■ **Directions for this task**: Copy the records below exactly as they are written.

■ **Data entries**:
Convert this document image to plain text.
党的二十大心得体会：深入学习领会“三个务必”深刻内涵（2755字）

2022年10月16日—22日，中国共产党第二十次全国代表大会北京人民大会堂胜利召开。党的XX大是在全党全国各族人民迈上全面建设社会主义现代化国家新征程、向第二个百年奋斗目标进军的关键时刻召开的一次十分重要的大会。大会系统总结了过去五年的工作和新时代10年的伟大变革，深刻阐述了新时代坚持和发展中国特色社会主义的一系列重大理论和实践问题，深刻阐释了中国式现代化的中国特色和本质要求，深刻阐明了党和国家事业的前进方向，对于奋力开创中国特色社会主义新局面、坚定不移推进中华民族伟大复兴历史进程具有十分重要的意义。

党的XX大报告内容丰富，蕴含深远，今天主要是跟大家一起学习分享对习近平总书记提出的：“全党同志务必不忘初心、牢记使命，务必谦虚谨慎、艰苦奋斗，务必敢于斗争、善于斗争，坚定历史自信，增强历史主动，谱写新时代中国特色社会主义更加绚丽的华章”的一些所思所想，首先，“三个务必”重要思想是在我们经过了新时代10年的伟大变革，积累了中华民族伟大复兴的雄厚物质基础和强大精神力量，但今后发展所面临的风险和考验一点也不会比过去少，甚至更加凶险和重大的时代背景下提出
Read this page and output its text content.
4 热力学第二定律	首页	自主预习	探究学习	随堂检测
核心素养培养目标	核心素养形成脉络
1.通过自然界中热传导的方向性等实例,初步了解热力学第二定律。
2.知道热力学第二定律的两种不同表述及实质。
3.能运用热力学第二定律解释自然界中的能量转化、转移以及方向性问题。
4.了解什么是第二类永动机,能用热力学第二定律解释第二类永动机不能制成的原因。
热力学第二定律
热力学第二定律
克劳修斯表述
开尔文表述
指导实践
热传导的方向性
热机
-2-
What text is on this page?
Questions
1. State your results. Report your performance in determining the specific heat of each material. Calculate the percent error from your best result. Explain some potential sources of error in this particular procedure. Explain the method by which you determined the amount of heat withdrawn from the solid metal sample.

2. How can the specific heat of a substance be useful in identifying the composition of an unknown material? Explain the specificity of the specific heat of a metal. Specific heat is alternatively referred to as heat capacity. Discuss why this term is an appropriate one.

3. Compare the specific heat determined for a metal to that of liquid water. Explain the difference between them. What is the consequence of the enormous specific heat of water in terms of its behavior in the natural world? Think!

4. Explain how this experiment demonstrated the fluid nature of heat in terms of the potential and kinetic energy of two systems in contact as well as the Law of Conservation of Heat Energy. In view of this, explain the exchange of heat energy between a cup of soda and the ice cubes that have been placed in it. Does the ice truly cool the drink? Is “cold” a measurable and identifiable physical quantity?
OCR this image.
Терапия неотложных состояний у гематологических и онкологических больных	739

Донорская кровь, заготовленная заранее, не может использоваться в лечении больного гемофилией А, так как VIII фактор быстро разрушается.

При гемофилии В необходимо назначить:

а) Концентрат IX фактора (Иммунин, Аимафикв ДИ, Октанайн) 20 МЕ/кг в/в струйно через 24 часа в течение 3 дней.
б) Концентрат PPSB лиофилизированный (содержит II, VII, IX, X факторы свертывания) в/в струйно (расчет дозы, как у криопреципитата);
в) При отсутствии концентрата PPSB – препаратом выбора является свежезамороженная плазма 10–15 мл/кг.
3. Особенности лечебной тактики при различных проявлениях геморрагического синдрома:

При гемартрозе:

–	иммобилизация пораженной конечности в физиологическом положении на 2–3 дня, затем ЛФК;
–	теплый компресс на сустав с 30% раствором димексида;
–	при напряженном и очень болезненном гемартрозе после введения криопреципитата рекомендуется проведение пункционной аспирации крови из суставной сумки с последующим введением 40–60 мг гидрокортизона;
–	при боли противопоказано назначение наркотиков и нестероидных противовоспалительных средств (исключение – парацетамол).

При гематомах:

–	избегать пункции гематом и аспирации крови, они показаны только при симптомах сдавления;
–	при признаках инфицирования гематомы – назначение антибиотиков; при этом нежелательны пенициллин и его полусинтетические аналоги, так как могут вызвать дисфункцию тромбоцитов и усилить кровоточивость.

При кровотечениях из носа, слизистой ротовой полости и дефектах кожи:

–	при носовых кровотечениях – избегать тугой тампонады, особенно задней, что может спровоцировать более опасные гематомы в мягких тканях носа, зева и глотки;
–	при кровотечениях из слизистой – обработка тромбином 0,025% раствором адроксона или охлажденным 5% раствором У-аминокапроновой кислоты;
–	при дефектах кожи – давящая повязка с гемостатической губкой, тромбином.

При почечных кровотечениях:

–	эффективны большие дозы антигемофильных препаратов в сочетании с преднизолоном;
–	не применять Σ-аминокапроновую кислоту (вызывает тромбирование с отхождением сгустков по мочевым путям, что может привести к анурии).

■ **Answer for this exercise**:
Convert this document image to plain text.
党的二十大心得体会：深入学习领会“三个务必”深刻内涵（2755字）

2022年10月16日—22日，中国共产党第二十次全国代表大会北京人民大会堂胜利召开。党的XX大是在全党全国各族人民迈上全面建设社会主义现代化国家新征程、向第二个百年奋斗目标进军的关键时刻召开的一次十分重要的大会。大会系统总结了过去五年的工作和新时代10年的伟大变革，深刻阐述了新时代坚持和发展中国特色社会主义的一系列重大理论和实践问题，深刻阐释了中国式现代化的中国特色和本质要求，深刻阐明了党和国家事业的前进方向，对于奋力开创中国特色社会主义新局面、坚定不移推进中华民族伟大复兴历史进程具有十分重要的意义。

党的XX大报告内容丰富，蕴含深远，今天主要是跟大家一起学习分享对习近平总书记提出的：“全党同志务必不忘初心、牢记使命，务必谦虚谨慎、艰苦奋斗，务必敢于斗争、善于斗争，坚定历史自信，增强历史主动，谱写新时代中国特色社会主义更加绚丽的华章”的一些所思所想，首先，“三个务必”重要思想是在我们经过了新时代10年的伟大变革，积累了中华民族伟大复兴的雄厚物质基础和强大精神力量，但今后发展所面临的风险和考验一点也不会比过去少，甚至更加凶险和重大的时代背景下提出
Read this page and output its text content.
4 热力学第二定律	首页	自主预习	探究学习	随堂检测
核心素养培养目标	核心素养形成脉络
1.通过自然界中热传导的方向性等实例,初步了解热力学第二定律。
2.知道热力学第二定律的两种不同表述及实质。
3.能运用热力学第二定律解释自然界中的能量转化、转移以及方向性问题。
4.了解什么是第二类永动机,能用热力学第二定律解释第二类永动机不能制成的原因。
热力学第二定律
热力学第二定律
克劳修斯表述
开尔文表述
指导实践
热传导的方向性
热机
-2-
What text is on this page?
Questions
1. State your results. Report your performance in determining the specific heat of each material. Calculate the percent error from your best result. Explain some potential sources of error in this particular procedure. Explain the method by which you determined the amount of heat withdrawn from the solid metal sample.

2. How can the specific heat of a substance be useful in identifying the composition of an unknown material? Explain the specificity of the specific heat of a metal. Specific heat is alternatively referred to as heat capacity. Discuss why this term is an appropriate one.

3. Compare the specific heat determined for a metal to that of liquid water. Explain the difference between them. What is the consequence of the enormous specific heat of water in terms of its behavior in the natural world? Think!

4. Explain how this experiment demonstrated the fluid nature of heat in terms of the potential and kinetic energy of two systems in contact as well as the Law of Conservation of Heat Energy. In view of this, explain the exchange of heat energy between a cup of soda and the ice cubes that have been placed in it. Does the ice truly cool the drink? Is “cold” a measurable and identifiable physical quantity?
OCR this image.
Терапия неотложных состояний у гематологических и онкологических больных	739

Донорская кровь, заготовленная заранее, не может использоваться в лечении больного гемофилией А, так как VIII фактор быстро разрушается.

При гемофилии В необходимо назначить:

а) Концентрат IX фактора (Иммунин, Аимафикв ДИ, Октанайн) 20 МЕ/кг в/в струйно через 24 часа в течение 3 дней.
б) Концентрат PPSB лиофилизированный (содержит II, VII, IX, X факторы свертывания) в/в струйно (расчет дозы, как у криопреципитата);
в) При отсутствии концентрата PPSB – препаратом выбора является свежезамороженная плазма 10–15 мл/кг.
3. Особенности лечебной тактики при различных проявлениях геморрагического синдрома:

При гемартрозе:

–	иммобилизация пораженной конечности в физиологическом положении на 2–3 дня, затем ЛФК;
–	теплый компресс на сустав с 30% раствором димексида;
–	при напряженном и очень болезненном гемартрозе после введения криопреципитата рекомендуется проведение пункционной аспирации крови из суставной сумки с последующим введением 40–60 мг гидрокортизона;
–	при боли противопоказано назначение наркотиков и нестероидных противовоспалительных средств (исключение – парацетамол).

При гематомах:

–	избегать пункции гематом и аспирации крови, они показаны только при симптомах сдавления;
–	при признаках инфицирования гематомы – назначение антибиотиков; при этом нежелательны пенициллин и его полусинтетические аналоги, так как могут вызвать дисфункцию тромбоцитов и усилить кровоточивость.

При кровотечениях из носа, слизистой ротовой полости и дефектах кожи:

–	при носовых кровотечениях – избегать тугой тампонады, особенно задней, что может спровоцировать более опасные гематомы в мягких тканях носа, зева и глотки;
–	при кровотечениях из слизистой – обработка тромбином 0,025% раствором адроксона или охлажденным 5% раствором У-аминокапроновой кислоты;
–	при дефектах кожи – давящая повязка с гемостатической губкой, тромбином.

При почечных кровотечениях:

–	эффективны большие дозы антигемофильных препаратов в сочетании с преднизолоном;
–	не применять Σ-аминокапроновую кислоту (вызывает тромбирование с отхождением сгустков по мочевым путям, что может привести к анурии).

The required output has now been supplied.